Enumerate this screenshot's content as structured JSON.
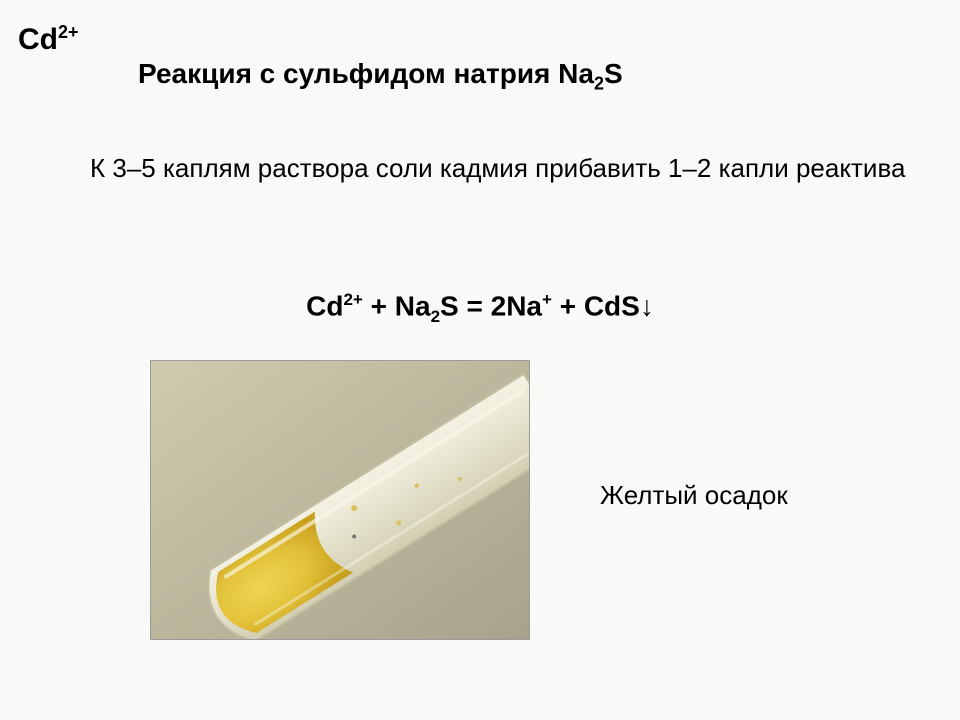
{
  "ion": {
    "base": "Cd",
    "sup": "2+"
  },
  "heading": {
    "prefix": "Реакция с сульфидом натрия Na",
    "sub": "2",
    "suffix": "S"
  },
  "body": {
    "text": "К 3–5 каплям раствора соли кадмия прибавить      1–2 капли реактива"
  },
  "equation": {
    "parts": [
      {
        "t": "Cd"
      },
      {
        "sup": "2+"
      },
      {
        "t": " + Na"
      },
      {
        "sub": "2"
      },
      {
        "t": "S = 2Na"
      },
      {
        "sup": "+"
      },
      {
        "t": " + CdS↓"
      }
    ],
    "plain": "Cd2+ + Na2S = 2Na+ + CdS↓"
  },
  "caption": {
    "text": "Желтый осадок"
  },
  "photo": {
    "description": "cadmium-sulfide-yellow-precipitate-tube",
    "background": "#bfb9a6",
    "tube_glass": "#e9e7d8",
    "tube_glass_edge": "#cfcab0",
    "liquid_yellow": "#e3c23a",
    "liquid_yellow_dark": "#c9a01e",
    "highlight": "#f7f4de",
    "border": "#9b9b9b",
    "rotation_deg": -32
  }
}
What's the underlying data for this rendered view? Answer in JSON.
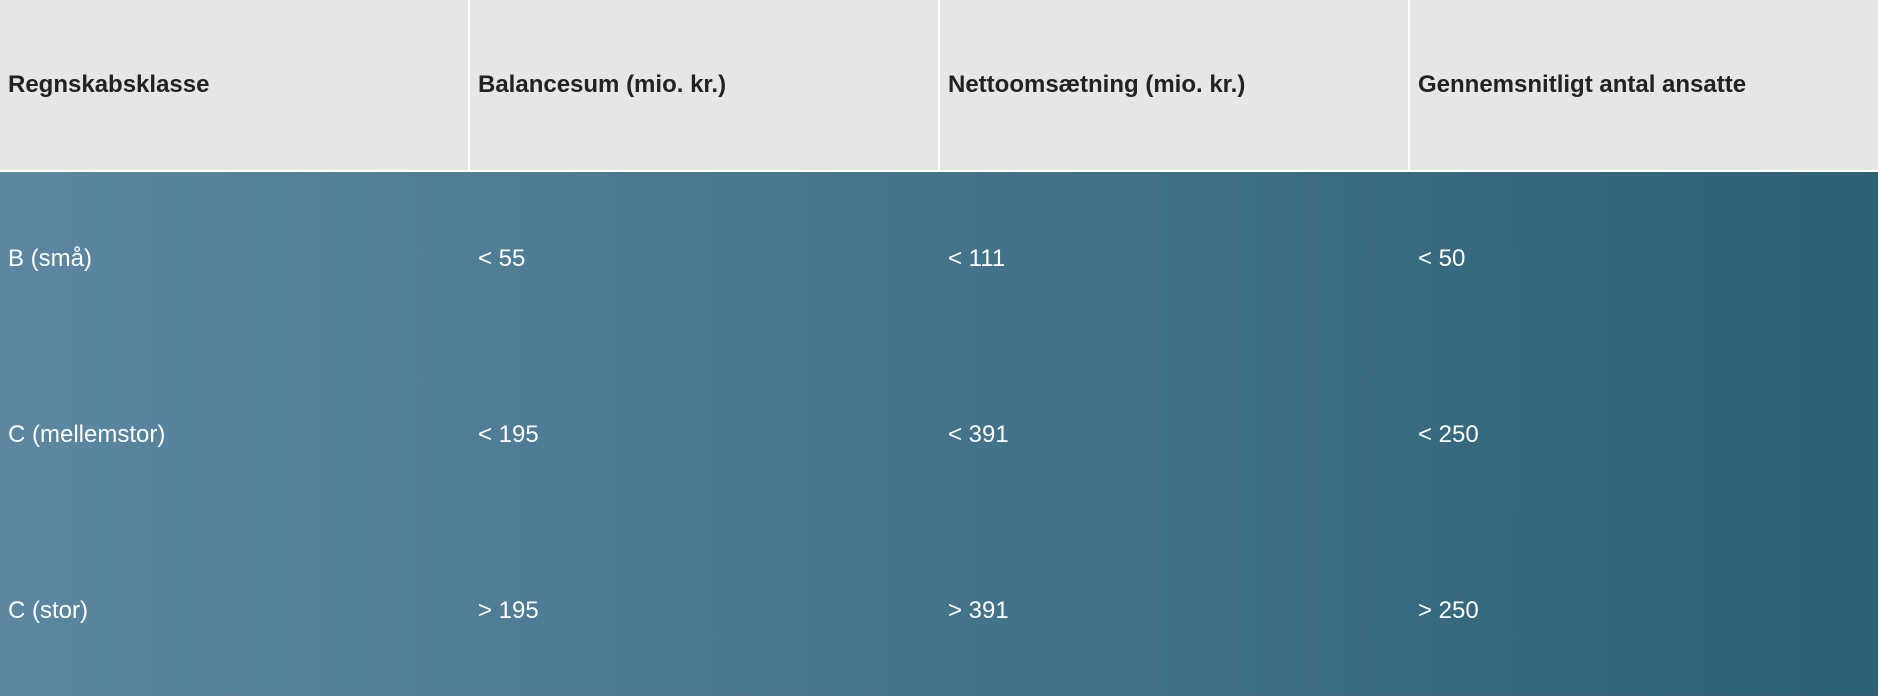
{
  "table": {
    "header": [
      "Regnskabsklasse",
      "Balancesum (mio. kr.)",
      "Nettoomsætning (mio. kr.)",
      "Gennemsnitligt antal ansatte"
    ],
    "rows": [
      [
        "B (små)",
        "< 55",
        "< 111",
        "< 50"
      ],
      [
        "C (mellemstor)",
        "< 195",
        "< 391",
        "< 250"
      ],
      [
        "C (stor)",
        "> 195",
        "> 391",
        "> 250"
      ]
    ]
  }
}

_Directions_:
Tell how many lines contain the word "JSON", using only the number.

_Result of this exercise_:
2